▸ Task description
In the entries that follow, find the word "account" and report each line it is on.

- - - -

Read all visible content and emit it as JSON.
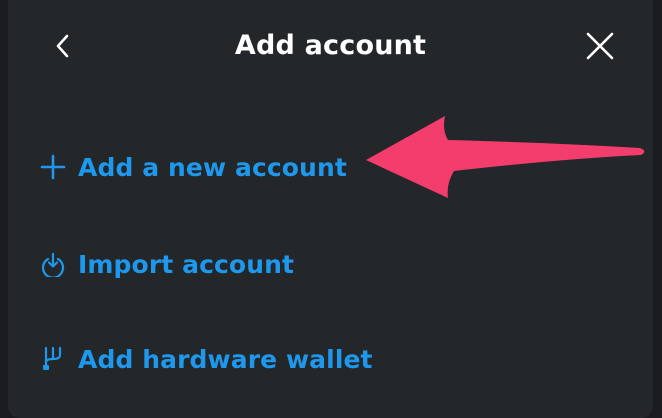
{
  "modal": {
    "title": "Add account"
  },
  "menu": {
    "items": [
      {
        "label": "Add a new account",
        "icon": "plus-icon"
      },
      {
        "label": "Import account",
        "icon": "import-icon"
      },
      {
        "label": "Add hardware wallet",
        "icon": "hardware-wallet-icon"
      }
    ]
  },
  "colors": {
    "accent": "#1e98ec",
    "background": "#24272a",
    "annotation": "#f23d6d"
  }
}
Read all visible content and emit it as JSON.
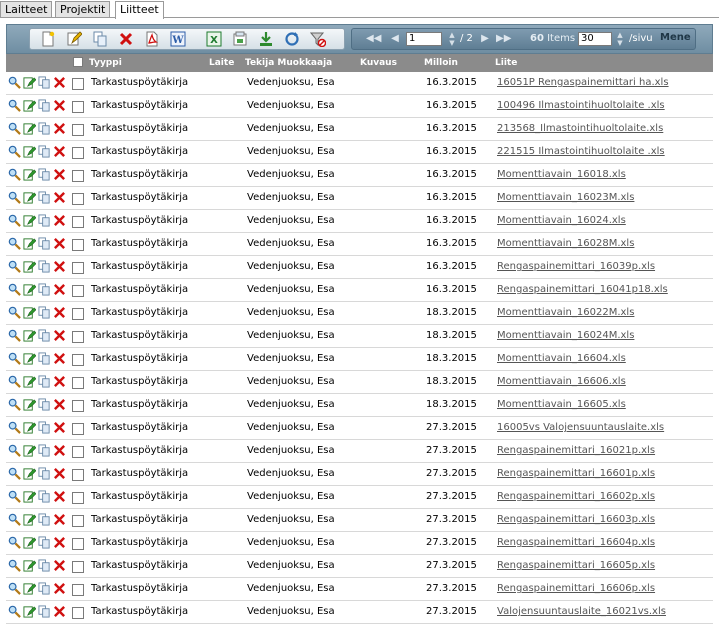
{
  "tabs": [
    {
      "label": "Laitteet",
      "active": false
    },
    {
      "label": "Projektit",
      "active": false
    },
    {
      "label": "Liitteet",
      "active": true
    }
  ],
  "toolbar": {
    "buttons": [
      "new-icon",
      "edit-icon",
      "copy-icon",
      "delete-icon",
      "pdf-icon",
      "word-icon",
      "excel-icon",
      "import-icon",
      "download-icon",
      "refresh-icon",
      "clear-filter-icon"
    ]
  },
  "pager": {
    "page": "1",
    "total_pages": "/ 2",
    "items_count": "60",
    "items_label": "Items",
    "per_page": "30",
    "per_page_label": "/sivu",
    "go_label": "Mene"
  },
  "columns": {
    "type": "Tyyppi",
    "device": "Laite",
    "author": "Tekija Muokkaaja",
    "description": "Kuvaus",
    "date": "Milloin",
    "attachment": "Liite"
  },
  "rows": [
    {
      "type": "Tarkastuspöytäkirja",
      "author": "Vedenjuoksu, Esa",
      "date": "16.3.2015",
      "attachment": "16051P Rengaspainemittari ha.xls"
    },
    {
      "type": "Tarkastuspöytäkirja",
      "author": "Vedenjuoksu, Esa",
      "date": "16.3.2015",
      "attachment": "100496 Ilmastointihuoltolaite .xls"
    },
    {
      "type": "Tarkastuspöytäkirja",
      "author": "Vedenjuoksu, Esa",
      "date": "16.3.2015",
      "attachment": "213568_Ilmastointihuoltolaite.xls"
    },
    {
      "type": "Tarkastuspöytäkirja",
      "author": "Vedenjuoksu, Esa",
      "date": "16.3.2015",
      "attachment": "221515 Ilmastointihuoltolaite .xls"
    },
    {
      "type": "Tarkastuspöytäkirja",
      "author": "Vedenjuoksu, Esa",
      "date": "16.3.2015",
      "attachment": "Momenttiavain_16018.xls"
    },
    {
      "type": "Tarkastuspöytäkirja",
      "author": "Vedenjuoksu, Esa",
      "date": "16.3.2015",
      "attachment": "Momenttiavain_16023M.xls"
    },
    {
      "type": "Tarkastuspöytäkirja",
      "author": "Vedenjuoksu, Esa",
      "date": "16.3.2015",
      "attachment": "Momenttiavain_16024.xls"
    },
    {
      "type": "Tarkastuspöytäkirja",
      "author": "Vedenjuoksu, Esa",
      "date": "16.3.2015",
      "attachment": "Momenttiavain_16028M.xls"
    },
    {
      "type": "Tarkastuspöytäkirja",
      "author": "Vedenjuoksu, Esa",
      "date": "16.3.2015",
      "attachment": "Rengaspainemittari_16039p.xls"
    },
    {
      "type": "Tarkastuspöytäkirja",
      "author": "Vedenjuoksu, Esa",
      "date": "16.3.2015",
      "attachment": "Rengaspainemittari_16041p18.xls"
    },
    {
      "type": "Tarkastuspöytäkirja",
      "author": "Vedenjuoksu, Esa",
      "date": "18.3.2015",
      "attachment": "Momenttiavain_16022M.xls"
    },
    {
      "type": "Tarkastuspöytäkirja",
      "author": "Vedenjuoksu, Esa",
      "date": "18.3.2015",
      "attachment": "Momenttiavain_16024M.xls"
    },
    {
      "type": "Tarkastuspöytäkirja",
      "author": "Vedenjuoksu, Esa",
      "date": "18.3.2015",
      "attachment": "Momenttiavain_16604.xls"
    },
    {
      "type": "Tarkastuspöytäkirja",
      "author": "Vedenjuoksu, Esa",
      "date": "18.3.2015",
      "attachment": "Momenttiavain_16606.xls"
    },
    {
      "type": "Tarkastuspöytäkirja",
      "author": "Vedenjuoksu, Esa",
      "date": "18.3.2015",
      "attachment": "Momenttiavain_16605.xls"
    },
    {
      "type": "Tarkastuspöytäkirja",
      "author": "Vedenjuoksu, Esa",
      "date": "27.3.2015",
      "attachment": "16005vs Valojensuuntauslaite.xls"
    },
    {
      "type": "Tarkastuspöytäkirja",
      "author": "Vedenjuoksu, Esa",
      "date": "27.3.2015",
      "attachment": "Rengaspainemittari_16021p.xls"
    },
    {
      "type": "Tarkastuspöytäkirja",
      "author": "Vedenjuoksu, Esa",
      "date": "27.3.2015",
      "attachment": "Rengaspainemittari_16601p.xls"
    },
    {
      "type": "Tarkastuspöytäkirja",
      "author": "Vedenjuoksu, Esa",
      "date": "27.3.2015",
      "attachment": "Rengaspainemittari_16602p.xls"
    },
    {
      "type": "Tarkastuspöytäkirja",
      "author": "Vedenjuoksu, Esa",
      "date": "27.3.2015",
      "attachment": "Rengaspainemittari_16603p.xls"
    },
    {
      "type": "Tarkastuspöytäkirja",
      "author": "Vedenjuoksu, Esa",
      "date": "27.3.2015",
      "attachment": "Rengaspainemittari_16604p.xls"
    },
    {
      "type": "Tarkastuspöytäkirja",
      "author": "Vedenjuoksu, Esa",
      "date": "27.3.2015",
      "attachment": "Rengaspainemittari_16605p.xls"
    },
    {
      "type": "Tarkastuspöytäkirja",
      "author": "Vedenjuoksu, Esa",
      "date": "27.3.2015",
      "attachment": "Rengaspainemittari_16606p.xls"
    },
    {
      "type": "Tarkastuspöytäkirja",
      "author": "Vedenjuoksu, Esa",
      "date": "27.3.2015",
      "attachment": "Valojensuuntauslaite_16021vs.xls"
    }
  ]
}
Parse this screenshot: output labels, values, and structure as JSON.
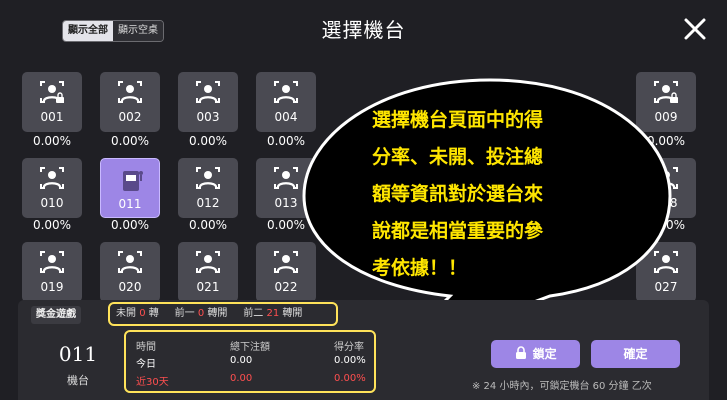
{
  "header": {
    "toggle_all": "顯示全部",
    "toggle_empty": "顯示空桌",
    "title": "選擇機台",
    "close_icon": "close-icon"
  },
  "machines": [
    {
      "id": "001",
      "rate": "0.00%",
      "locked": true
    },
    {
      "id": "002",
      "rate": "0.00%",
      "locked": false
    },
    {
      "id": "003",
      "rate": "0.00%",
      "locked": false
    },
    {
      "id": "004",
      "rate": "0.00%",
      "locked": false
    },
    {
      "id": "009",
      "rate": "0.00%",
      "locked": true
    },
    {
      "id": "010",
      "rate": "0.00%",
      "locked": false
    },
    {
      "id": "011",
      "rate": "0.00%",
      "selected": true
    },
    {
      "id": "012",
      "rate": "0.00%",
      "locked": false
    },
    {
      "id": "013",
      "rate": "0.00%",
      "locked": false
    },
    {
      "id": "018",
      "rate": "0.00%",
      "locked": false
    },
    {
      "id": "019",
      "rate": "",
      "locked": false
    },
    {
      "id": "020",
      "rate": "",
      "locked": false
    },
    {
      "id": "021",
      "rate": "",
      "locked": false
    },
    {
      "id": "022",
      "rate": "",
      "locked": false
    },
    {
      "id": "027",
      "rate": "",
      "locked": false
    }
  ],
  "callout": {
    "lines": [
      "選擇機台頁面中的得",
      "分率、未開、投注總",
      "額等資訊對於選台來",
      "說都是相當重要的參",
      "考依據！！"
    ]
  },
  "bottom": {
    "game_tag": "獎金遊戲",
    "not_open_label": "未開",
    "not_open_value": "0",
    "not_open_unit": "轉",
    "prev1_label": "前一",
    "prev1_value": "0",
    "prev1_unit": "轉開",
    "prev2_label": "前二",
    "prev2_value": "21",
    "prev2_unit": "轉開",
    "machine_number": "011",
    "machine_label": "機台",
    "table": {
      "headers": [
        "時間",
        "總下注額",
        "得分率"
      ],
      "rows": [
        [
          "今日",
          "0.00",
          "0.00%"
        ],
        [
          "近30天",
          "0.00",
          "0.00%"
        ]
      ]
    },
    "lock_button": "鎖定",
    "confirm_button": "確定",
    "note": "※ 24 小時內，可鎖定機台 60 分鐘 乙次"
  },
  "colors": {
    "accent": "#9d86e6",
    "highlight_border": "#ffe35a",
    "callout_fill": "#000000",
    "callout_text": "#ffe600",
    "warning_red": "#ff4f4f"
  }
}
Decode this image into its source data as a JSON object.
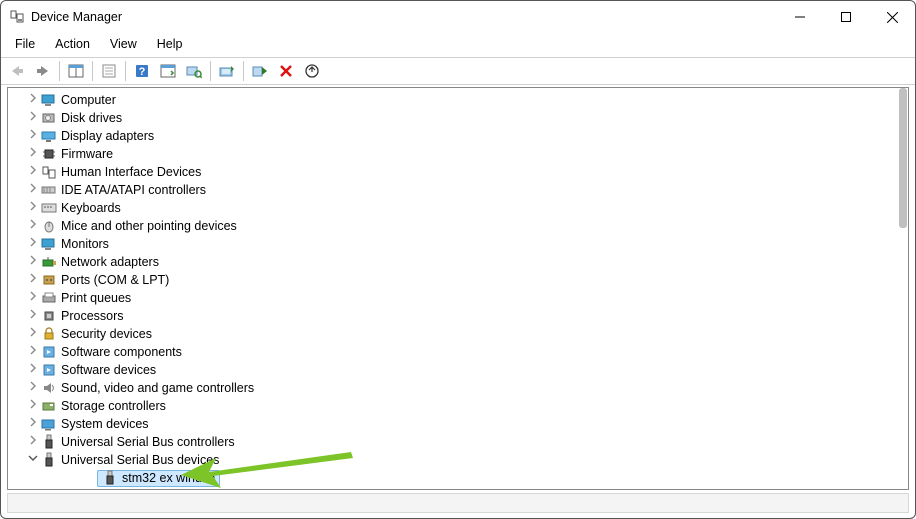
{
  "window": {
    "title": "Device Manager"
  },
  "menu": {
    "file": "File",
    "action": "Action",
    "view": "View",
    "help": "Help"
  },
  "tree": {
    "lvl1_indent": 16,
    "items": [
      {
        "label": "Computer",
        "expanded": false,
        "icon": "monitor"
      },
      {
        "label": "Disk drives",
        "expanded": false,
        "icon": "disk"
      },
      {
        "label": "Display adapters",
        "expanded": false,
        "icon": "display"
      },
      {
        "label": "Firmware",
        "expanded": false,
        "icon": "chip"
      },
      {
        "label": "Human Interface Devices",
        "expanded": false,
        "icon": "hid"
      },
      {
        "label": "IDE ATA/ATAPI controllers",
        "expanded": false,
        "icon": "ide"
      },
      {
        "label": "Keyboards",
        "expanded": false,
        "icon": "keyboard"
      },
      {
        "label": "Mice and other pointing devices",
        "expanded": false,
        "icon": "mouse"
      },
      {
        "label": "Monitors",
        "expanded": false,
        "icon": "monitor"
      },
      {
        "label": "Network adapters",
        "expanded": false,
        "icon": "net"
      },
      {
        "label": "Ports (COM & LPT)",
        "expanded": false,
        "icon": "port"
      },
      {
        "label": "Print queues",
        "expanded": false,
        "icon": "printer"
      },
      {
        "label": "Processors",
        "expanded": false,
        "icon": "cpu"
      },
      {
        "label": "Security devices",
        "expanded": false,
        "icon": "lock"
      },
      {
        "label": "Software components",
        "expanded": false,
        "icon": "sw"
      },
      {
        "label": "Software devices",
        "expanded": false,
        "icon": "sw"
      },
      {
        "label": "Sound, video and game controllers",
        "expanded": false,
        "icon": "sound"
      },
      {
        "label": "Storage controllers",
        "expanded": false,
        "icon": "storage"
      },
      {
        "label": "System devices",
        "expanded": false,
        "icon": "system"
      },
      {
        "label": "Universal Serial Bus controllers",
        "expanded": false,
        "icon": "usb"
      },
      {
        "label": "Universal Serial Bus devices",
        "expanded": true,
        "icon": "usb",
        "children": [
          {
            "label": "stm32 ex winusb",
            "icon": "usb",
            "selected": true
          }
        ]
      }
    ]
  },
  "annotation": {
    "color": "#7cc427"
  }
}
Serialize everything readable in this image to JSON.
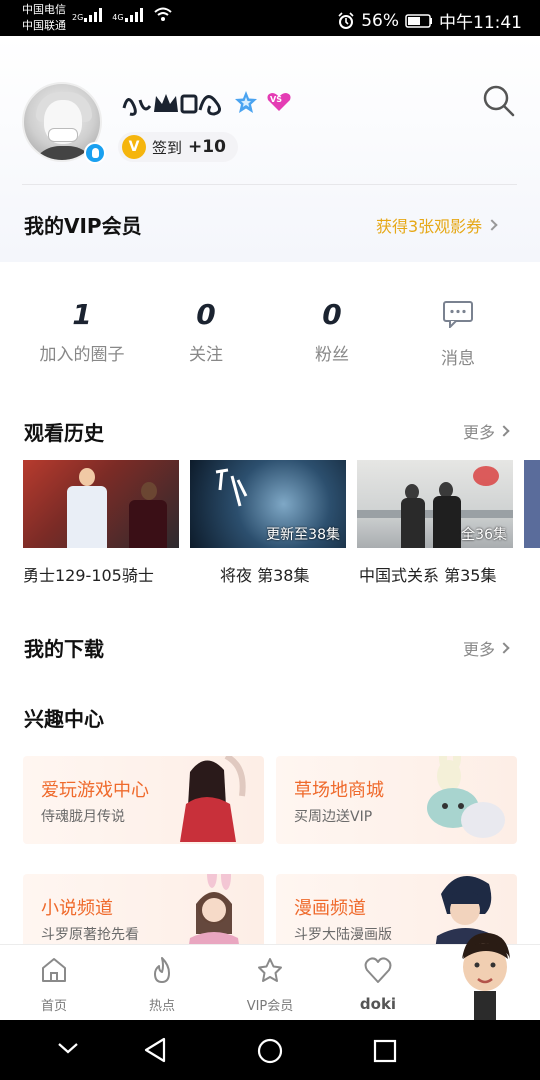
{
  "status_bar": {
    "carrier1": "中国电信",
    "carrier2": "中国联通",
    "net1": "2G",
    "net2": "4G",
    "battery": "56%",
    "time": "中午11:41"
  },
  "profile": {
    "check_in_badge": "V",
    "check_in_label": "签到",
    "check_in_points": "+10",
    "vip_badge": "VS"
  },
  "vip": {
    "title": "我的VIP会员",
    "link": "获得3张观影券"
  },
  "stats": [
    {
      "value": "1",
      "label": "加入的圈子"
    },
    {
      "value": "0",
      "label": "关注"
    },
    {
      "value": "0",
      "label": "粉丝"
    },
    {
      "value": "",
      "label": "消息"
    }
  ],
  "history": {
    "title": "观看历史",
    "more": "更多",
    "items": [
      {
        "caption": "勇士129-105骑士",
        "tag": ""
      },
      {
        "caption": "将夜 第38集",
        "tag": "更新至38集"
      },
      {
        "caption": "中国式关系 第35集",
        "tag": "全36集"
      }
    ]
  },
  "downloads": {
    "title": "我的下载",
    "more": "更多"
  },
  "interest": {
    "title": "兴趣中心",
    "cards": [
      {
        "title": "爱玩游戏中心",
        "sub": "侍魂胧月传说"
      },
      {
        "title": "草场地商城",
        "sub": "买周边送VIP"
      },
      {
        "title": "小说频道",
        "sub": "斗罗原著抢先看"
      },
      {
        "title": "漫画频道",
        "sub": "斗罗大陆漫画版"
      }
    ]
  },
  "tabbar": [
    {
      "label": "首页"
    },
    {
      "label": "热点"
    },
    {
      "label": "VIP会员"
    },
    {
      "label": "doki"
    }
  ],
  "colors": {
    "accent_orange": "#ef6a2c",
    "vip_gold": "#e6a817",
    "badge_blue": "#1aa0f0"
  }
}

- - - -

▸ Correct result
    "title": "Add account"
        "label": "Add a new account",
        "label": "Import account",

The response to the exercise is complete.